**Challenge**
Each line below should be quoted exactly, please.

**Supplied data**
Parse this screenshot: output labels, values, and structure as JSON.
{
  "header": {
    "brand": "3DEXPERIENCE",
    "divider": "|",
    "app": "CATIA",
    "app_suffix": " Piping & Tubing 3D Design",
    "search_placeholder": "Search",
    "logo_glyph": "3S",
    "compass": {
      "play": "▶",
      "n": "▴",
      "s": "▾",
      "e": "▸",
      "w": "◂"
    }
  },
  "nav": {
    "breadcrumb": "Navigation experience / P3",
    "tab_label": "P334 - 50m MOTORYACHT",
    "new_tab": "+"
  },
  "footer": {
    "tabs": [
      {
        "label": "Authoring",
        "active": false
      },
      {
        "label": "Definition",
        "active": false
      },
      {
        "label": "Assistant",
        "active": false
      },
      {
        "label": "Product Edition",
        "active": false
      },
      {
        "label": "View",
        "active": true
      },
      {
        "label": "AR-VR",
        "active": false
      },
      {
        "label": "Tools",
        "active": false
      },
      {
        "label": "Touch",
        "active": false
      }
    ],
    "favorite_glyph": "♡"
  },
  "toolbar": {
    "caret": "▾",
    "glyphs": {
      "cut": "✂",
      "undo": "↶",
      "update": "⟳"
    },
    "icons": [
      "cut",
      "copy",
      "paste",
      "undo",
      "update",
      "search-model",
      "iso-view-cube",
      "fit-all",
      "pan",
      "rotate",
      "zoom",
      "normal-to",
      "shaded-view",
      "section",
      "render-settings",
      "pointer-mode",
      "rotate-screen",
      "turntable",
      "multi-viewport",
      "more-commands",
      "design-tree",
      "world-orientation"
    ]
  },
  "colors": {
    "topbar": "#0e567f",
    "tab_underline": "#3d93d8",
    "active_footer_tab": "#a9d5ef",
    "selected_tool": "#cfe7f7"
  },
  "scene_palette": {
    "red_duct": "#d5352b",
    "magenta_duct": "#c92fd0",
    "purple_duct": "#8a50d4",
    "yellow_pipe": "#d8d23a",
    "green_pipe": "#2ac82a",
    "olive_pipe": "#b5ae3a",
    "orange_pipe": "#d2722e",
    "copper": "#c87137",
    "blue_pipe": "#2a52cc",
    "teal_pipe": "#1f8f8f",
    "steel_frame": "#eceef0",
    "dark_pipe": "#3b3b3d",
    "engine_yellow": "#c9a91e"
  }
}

**Problem solution**
Parse this screenshot: output labels, values, and structure as JSON.
{
  "header": {
    "brand": "3DEXPERIENCE",
    "divider": "|",
    "app": "CATIA",
    "app_suffix": " Piping & Tubing 3D Design",
    "search_placeholder": "Search",
    "logo_glyph": "3S",
    "compass": {
      "play": "▶",
      "n": "▴",
      "s": "▾",
      "e": "▸",
      "w": "◂"
    }
  },
  "nav": {
    "breadcrumb": "Navigation experience / P3",
    "tab_label": "P334 - 50m MOTORYACHT",
    "new_tab": "+"
  },
  "footer": {
    "tabs": [
      {
        "label": "Authoring",
        "active": false
      },
      {
        "label": "Definition",
        "active": false
      },
      {
        "label": "Assistant",
        "active": false
      },
      {
        "label": "Product Edition",
        "active": false
      },
      {
        "label": "View",
        "active": true
      },
      {
        "label": "AR-VR",
        "active": false
      },
      {
        "label": "Tools",
        "active": false
      },
      {
        "label": "Touch",
        "active": false
      }
    ],
    "favorite_glyph": "♡"
  },
  "toolbar": {
    "caret": "▾",
    "glyphs": {
      "cut": "✂",
      "undo": "↶",
      "update": "⟳"
    },
    "icons": [
      "cut",
      "copy",
      "paste",
      "undo",
      "update",
      "search-model",
      "iso-view-cube",
      "fit-all",
      "pan",
      "rotate",
      "zoom",
      "normal-to",
      "shaded-view",
      "section",
      "render-settings",
      "pointer-mode",
      "rotate-screen",
      "turntable",
      "multi-viewport",
      "more-commands",
      "design-tree",
      "world-orientation"
    ]
  },
  "colors": {
    "topbar": "#0e567f",
    "tab_underline": "#3d93d8",
    "active_footer_tab": "#a9d5ef",
    "selected_tool": "#cfe7f7"
  },
  "scene_palette": {
    "red_duct": "#d5352b",
    "magenta_duct": "#c92fd0",
    "purple_duct": "#8a50d4",
    "yellow_pipe": "#d8d23a",
    "green_pipe": "#2ac82a",
    "olive_pipe": "#b5ae3a",
    "orange_pipe": "#d2722e",
    "copper": "#c87137",
    "blue_pipe": "#2a52cc",
    "teal_pipe": "#1f8f8f",
    "steel_frame": "#eceef0",
    "dark_pipe": "#3b3b3d",
    "engine_yellow": "#c9a91e"
  }
}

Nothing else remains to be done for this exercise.